* [Given task]: Copy the rows from the first one through the line containing "task-view-icon[interactable] [403,735,431,763]", swapping "Shared Forms" for "Team Forms" and changing nothing else.

======== Given entries

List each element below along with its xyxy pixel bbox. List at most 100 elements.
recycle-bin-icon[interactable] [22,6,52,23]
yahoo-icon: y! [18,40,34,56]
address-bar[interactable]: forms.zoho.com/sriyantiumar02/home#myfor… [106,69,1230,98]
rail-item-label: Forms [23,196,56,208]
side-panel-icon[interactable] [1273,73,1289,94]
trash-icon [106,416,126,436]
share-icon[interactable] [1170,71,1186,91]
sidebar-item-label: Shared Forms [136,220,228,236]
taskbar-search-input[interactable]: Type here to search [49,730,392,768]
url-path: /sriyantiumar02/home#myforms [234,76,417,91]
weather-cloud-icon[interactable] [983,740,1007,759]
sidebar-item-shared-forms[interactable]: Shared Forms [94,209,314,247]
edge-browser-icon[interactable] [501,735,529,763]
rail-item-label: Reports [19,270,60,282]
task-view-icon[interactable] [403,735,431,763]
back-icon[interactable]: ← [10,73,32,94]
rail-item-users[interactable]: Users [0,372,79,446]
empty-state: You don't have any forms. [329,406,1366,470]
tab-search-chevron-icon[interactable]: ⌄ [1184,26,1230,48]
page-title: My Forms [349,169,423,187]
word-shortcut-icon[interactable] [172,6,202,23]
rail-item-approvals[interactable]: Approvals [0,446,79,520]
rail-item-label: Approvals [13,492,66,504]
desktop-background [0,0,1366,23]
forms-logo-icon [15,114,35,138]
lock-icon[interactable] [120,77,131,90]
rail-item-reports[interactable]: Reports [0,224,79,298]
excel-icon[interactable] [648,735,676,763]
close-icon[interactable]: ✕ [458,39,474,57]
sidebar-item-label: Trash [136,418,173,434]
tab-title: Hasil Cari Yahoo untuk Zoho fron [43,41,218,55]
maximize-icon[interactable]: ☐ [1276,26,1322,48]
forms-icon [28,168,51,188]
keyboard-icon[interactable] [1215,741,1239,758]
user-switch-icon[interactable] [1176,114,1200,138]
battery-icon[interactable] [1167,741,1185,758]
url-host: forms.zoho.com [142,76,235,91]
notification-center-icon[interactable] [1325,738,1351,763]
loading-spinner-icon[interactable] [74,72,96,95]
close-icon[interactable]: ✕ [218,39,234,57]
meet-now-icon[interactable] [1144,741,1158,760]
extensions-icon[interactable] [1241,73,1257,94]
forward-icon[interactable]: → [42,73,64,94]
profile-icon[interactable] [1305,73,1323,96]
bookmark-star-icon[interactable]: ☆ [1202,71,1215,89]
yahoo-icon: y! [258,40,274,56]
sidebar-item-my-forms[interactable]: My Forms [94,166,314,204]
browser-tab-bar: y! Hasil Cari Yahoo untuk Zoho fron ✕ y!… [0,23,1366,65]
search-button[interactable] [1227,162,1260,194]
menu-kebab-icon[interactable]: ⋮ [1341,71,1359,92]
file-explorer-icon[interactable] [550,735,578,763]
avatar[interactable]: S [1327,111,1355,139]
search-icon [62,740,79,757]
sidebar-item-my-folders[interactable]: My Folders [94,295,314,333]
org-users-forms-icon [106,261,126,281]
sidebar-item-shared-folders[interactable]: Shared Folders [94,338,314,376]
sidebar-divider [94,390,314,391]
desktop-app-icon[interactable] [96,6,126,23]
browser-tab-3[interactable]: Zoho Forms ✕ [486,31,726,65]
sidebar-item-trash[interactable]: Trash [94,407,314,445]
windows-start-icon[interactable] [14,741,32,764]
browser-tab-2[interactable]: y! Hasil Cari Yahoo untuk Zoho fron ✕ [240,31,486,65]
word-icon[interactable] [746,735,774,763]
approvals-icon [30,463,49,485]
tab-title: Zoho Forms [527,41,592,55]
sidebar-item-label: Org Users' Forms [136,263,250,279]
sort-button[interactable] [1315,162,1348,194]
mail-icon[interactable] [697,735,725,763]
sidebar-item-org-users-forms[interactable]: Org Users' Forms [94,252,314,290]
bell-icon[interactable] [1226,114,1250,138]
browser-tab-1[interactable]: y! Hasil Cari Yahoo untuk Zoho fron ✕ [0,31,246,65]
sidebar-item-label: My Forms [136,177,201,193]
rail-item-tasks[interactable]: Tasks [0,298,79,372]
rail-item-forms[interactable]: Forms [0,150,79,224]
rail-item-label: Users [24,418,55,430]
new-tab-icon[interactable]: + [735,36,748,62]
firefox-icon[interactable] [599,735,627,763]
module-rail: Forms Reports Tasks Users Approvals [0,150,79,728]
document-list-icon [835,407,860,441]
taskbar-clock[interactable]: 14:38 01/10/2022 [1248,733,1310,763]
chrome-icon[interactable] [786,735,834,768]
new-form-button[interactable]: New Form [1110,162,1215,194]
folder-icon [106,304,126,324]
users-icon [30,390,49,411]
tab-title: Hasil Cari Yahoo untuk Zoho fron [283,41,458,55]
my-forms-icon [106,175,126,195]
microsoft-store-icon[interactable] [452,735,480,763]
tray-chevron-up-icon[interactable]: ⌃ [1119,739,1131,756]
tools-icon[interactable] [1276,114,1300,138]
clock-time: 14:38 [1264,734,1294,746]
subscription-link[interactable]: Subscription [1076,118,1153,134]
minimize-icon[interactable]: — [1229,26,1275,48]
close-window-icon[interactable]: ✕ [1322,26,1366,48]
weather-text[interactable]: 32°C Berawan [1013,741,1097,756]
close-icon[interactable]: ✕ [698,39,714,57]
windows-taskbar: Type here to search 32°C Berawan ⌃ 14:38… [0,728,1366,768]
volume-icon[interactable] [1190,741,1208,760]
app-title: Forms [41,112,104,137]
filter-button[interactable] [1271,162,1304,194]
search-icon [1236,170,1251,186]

================

* [Full response]:
List each element below along with its xyxy pixel bbox. List at most 100 elements.
recycle-bin-icon[interactable] [22,6,52,23]
yahoo-icon: y! [18,40,34,56]
address-bar[interactable]: forms.zoho.com/sriyantiumar02/home#myfor… [106,69,1230,98]
rail-item-label: Forms [23,196,56,208]
side-panel-icon[interactable] [1273,73,1289,94]
trash-icon [106,416,126,436]
share-icon[interactable] [1170,71,1186,91]
sidebar-item-label: Team Forms [136,220,228,236]
taskbar-search-input[interactable]: Type here to search [49,730,392,768]
url-path: /sriyantiumar02/home#myforms [234,76,417,91]
weather-cloud-icon[interactable] [983,740,1007,759]
sidebar-item-shared-forms[interactable]: Team Forms [94,209,314,247]
edge-browser-icon[interactable] [501,735,529,763]
rail-item-label: Reports [19,270,60,282]
task-view-icon[interactable] [403,735,431,763]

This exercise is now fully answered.